- [Written exercise] Skip every image and restate the data word for word.

----------

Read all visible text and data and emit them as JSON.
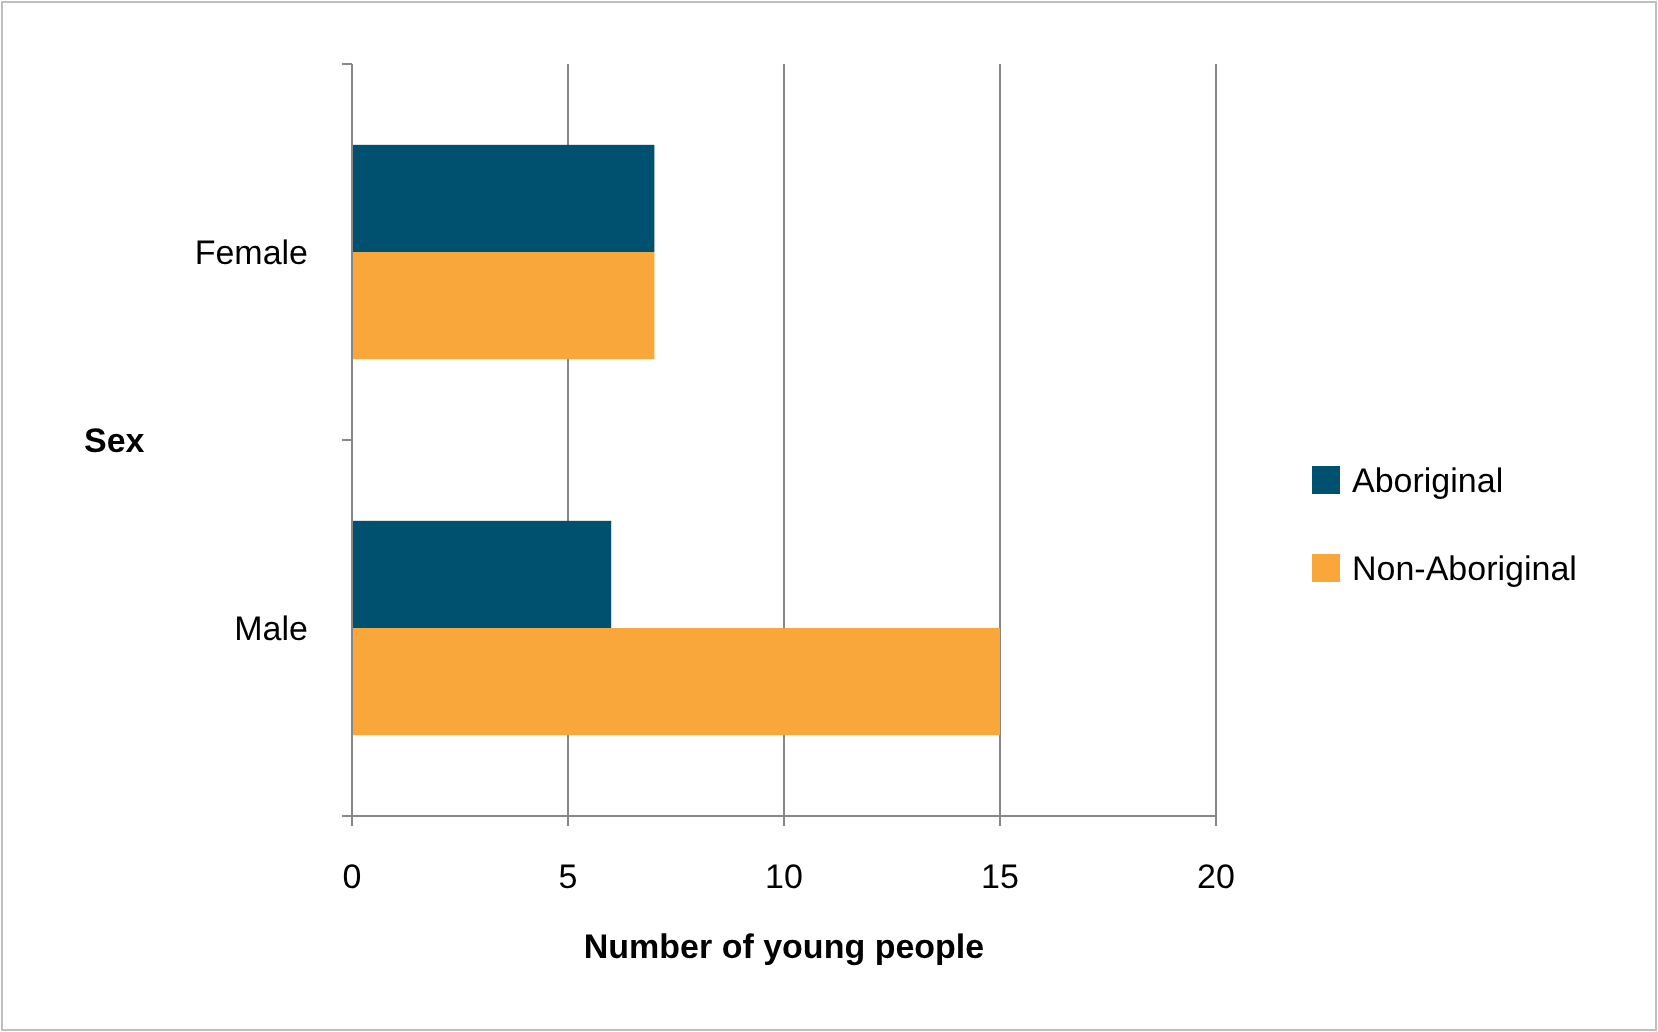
{
  "chart_data": {
    "type": "bar",
    "orientation": "horizontal",
    "categories": [
      "Female",
      "Male"
    ],
    "series": [
      {
        "name": "Aboriginal",
        "color": "#00506f",
        "values": [
          7,
          6
        ]
      },
      {
        "name": "Non-Aboriginal",
        "color": "#f9a73a",
        "values": [
          7,
          15
        ]
      }
    ],
    "xlim": [
      0,
      20
    ],
    "xticks": [
      0,
      5,
      10,
      15,
      20
    ],
    "xlabel": "Number of young people",
    "ylabel": "Sex",
    "grid": "x",
    "legend": "right"
  }
}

----------

- [The solution]
Read all visible text and data and emit them as JSON.
{
  "chart_data": {
    "type": "bar",
    "orientation": "horizontal",
    "categories": [
      "Female",
      "Male"
    ],
    "series": [
      {
        "name": "Aboriginal",
        "color": "#00506f",
        "values": [
          7,
          6
        ]
      },
      {
        "name": "Non-Aboriginal",
        "color": "#f9a73a",
        "values": [
          7,
          15
        ]
      }
    ],
    "xlim": [
      0,
      20
    ],
    "xticks": [
      0,
      5,
      10,
      15,
      20
    ],
    "xlabel": "Number of young people",
    "ylabel": "Sex",
    "grid": "x",
    "legend": "right"
  }
}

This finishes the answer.